Exercise description -> Write out the listing below exactly, and omit any images you find in it.

[Entries with figure data]
★ ★ ★ ★ ★ ★ ★
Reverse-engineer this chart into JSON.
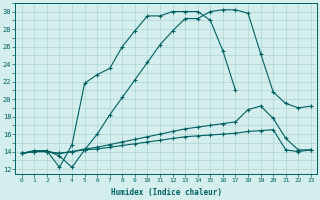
{
  "bg_color": "#d4eeee",
  "grid_color": "#aed4d4",
  "line_color": "#006060",
  "xlabel": "Humidex (Indice chaleur)",
  "xlim": [
    -0.5,
    23.5
  ],
  "ylim": [
    11.5,
    31.0
  ],
  "xtick_labels": [
    "0",
    "1",
    "2",
    "3",
    "4",
    "5",
    "6",
    "7",
    "8",
    "9",
    "10",
    "11",
    "12",
    "13",
    "14",
    "15",
    "16",
    "17",
    "18",
    "19",
    "20",
    "21",
    "22",
    "23"
  ],
  "ytick_vals": [
    12,
    14,
    16,
    18,
    20,
    22,
    24,
    26,
    28,
    30
  ],
  "curve1_x": [
    0,
    1,
    2,
    3,
    4,
    5,
    6,
    7,
    8,
    9,
    10,
    11,
    12,
    13,
    14,
    15,
    16,
    17,
    18,
    19,
    20,
    21,
    22,
    23
  ],
  "curve1_y": [
    13.8,
    14.1,
    14.1,
    13.5,
    12.2,
    14.2,
    16.0,
    18.2,
    20.2,
    22.2,
    24.2,
    26.2,
    27.8,
    29.2,
    29.2,
    30.0,
    30.2,
    30.2,
    29.8,
    25.2,
    20.8,
    19.5,
    19.0,
    19.2
  ],
  "curve2_x": [
    0,
    1,
    2,
    3,
    4,
    5,
    6,
    7,
    8,
    9,
    10,
    11,
    12,
    13,
    14,
    15,
    16,
    17
  ],
  "curve2_y": [
    13.8,
    14.1,
    14.1,
    12.2,
    14.8,
    21.8,
    22.8,
    23.5,
    26.0,
    27.8,
    29.5,
    29.5,
    30.0,
    30.0,
    30.0,
    29.0,
    25.5,
    21.0
  ],
  "curve3_x": [
    0,
    1,
    2,
    3,
    4,
    5,
    6,
    7,
    8,
    9,
    10,
    11,
    12,
    13,
    14,
    15,
    16,
    17,
    18,
    19,
    20,
    21,
    22,
    23
  ],
  "curve3_y": [
    13.8,
    14.0,
    14.0,
    13.8,
    14.0,
    14.3,
    14.5,
    14.8,
    15.1,
    15.4,
    15.7,
    16.0,
    16.3,
    16.6,
    16.8,
    17.0,
    17.2,
    17.4,
    18.8,
    19.2,
    17.8,
    15.5,
    14.2,
    14.2
  ],
  "curve4_x": [
    0,
    1,
    2,
    3,
    4,
    5,
    6,
    7,
    8,
    9,
    10,
    11,
    12,
    13,
    14,
    15,
    16,
    17,
    18,
    19,
    20,
    21,
    22,
    23
  ],
  "curve4_y": [
    13.8,
    14.0,
    14.0,
    13.8,
    14.0,
    14.2,
    14.3,
    14.5,
    14.7,
    14.9,
    15.1,
    15.3,
    15.5,
    15.7,
    15.8,
    15.9,
    16.0,
    16.1,
    16.3,
    16.4,
    16.5,
    14.2,
    14.0,
    14.2
  ]
}
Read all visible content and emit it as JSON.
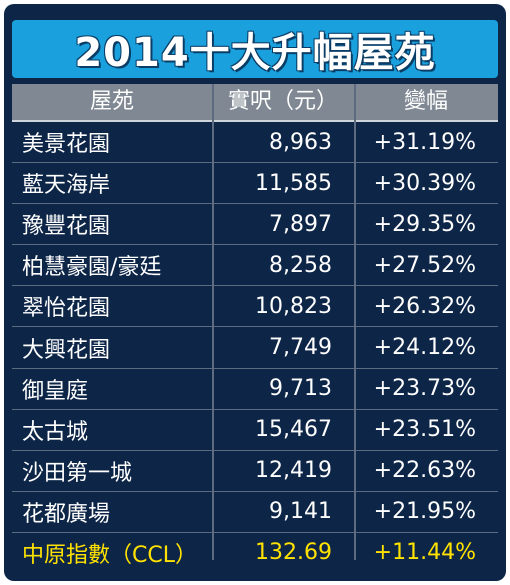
★ ★ ★ ★ ★ ★ ★
Task result ->
Reverse-engineer this chart into JSON.
{
  "bg_color": "#d4eeee",
  "grid_color": "#aed4d4",
  "line_color": "#006060",
  "xlabel": "Humidex (Indice chaleur)",
  "xlim": [
    -0.5,
    23.5
  ],
  "ylim": [
    11.5,
    31.0
  ],
  "xtick_labels": [
    "0",
    "1",
    "2",
    "3",
    "4",
    "5",
    "6",
    "7",
    "8",
    "9",
    "10",
    "11",
    "12",
    "13",
    "14",
    "15",
    "16",
    "17",
    "18",
    "19",
    "20",
    "21",
    "22",
    "23"
  ],
  "ytick_vals": [
    12,
    14,
    16,
    18,
    20,
    22,
    24,
    26,
    28,
    30
  ],
  "curve1_x": [
    0,
    1,
    2,
    3,
    4,
    5,
    6,
    7,
    8,
    9,
    10,
    11,
    12,
    13,
    14,
    15,
    16,
    17,
    18,
    19,
    20,
    21,
    22,
    23
  ],
  "curve1_y": [
    13.8,
    14.1,
    14.1,
    13.5,
    12.2,
    14.2,
    16.0,
    18.2,
    20.2,
    22.2,
    24.2,
    26.2,
    27.8,
    29.2,
    29.2,
    30.0,
    30.2,
    30.2,
    29.8,
    25.2,
    20.8,
    19.5,
    19.0,
    19.2
  ],
  "curve2_x": [
    0,
    1,
    2,
    3,
    4,
    5,
    6,
    7,
    8,
    9,
    10,
    11,
    12,
    13,
    14,
    15,
    16,
    17
  ],
  "curve2_y": [
    13.8,
    14.1,
    14.1,
    12.2,
    14.8,
    21.8,
    22.8,
    23.5,
    26.0,
    27.8,
    29.5,
    29.5,
    30.0,
    30.0,
    30.0,
    29.0,
    25.5,
    21.0
  ],
  "curve3_x": [
    0,
    1,
    2,
    3,
    4,
    5,
    6,
    7,
    8,
    9,
    10,
    11,
    12,
    13,
    14,
    15,
    16,
    17,
    18,
    19,
    20,
    21,
    22,
    23
  ],
  "curve3_y": [
    13.8,
    14.0,
    14.0,
    13.8,
    14.0,
    14.3,
    14.5,
    14.8,
    15.1,
    15.4,
    15.7,
    16.0,
    16.3,
    16.6,
    16.8,
    17.0,
    17.2,
    17.4,
    18.8,
    19.2,
    17.8,
    15.5,
    14.2,
    14.2
  ],
  "curve4_x": [
    0,
    1,
    2,
    3,
    4,
    5,
    6,
    7,
    8,
    9,
    10,
    11,
    12,
    13,
    14,
    15,
    16,
    17,
    18,
    19,
    20,
    21,
    22,
    23
  ],
  "curve4_y": [
    13.8,
    14.0,
    14.0,
    13.8,
    14.0,
    14.2,
    14.3,
    14.5,
    14.7,
    14.9,
    15.1,
    15.3,
    15.5,
    15.7,
    15.8,
    15.9,
    16.0,
    16.1,
    16.3,
    16.4,
    16.5,
    14.2,
    14.0,
    14.2
  ]
}
Read all visible content and emit it as JSON.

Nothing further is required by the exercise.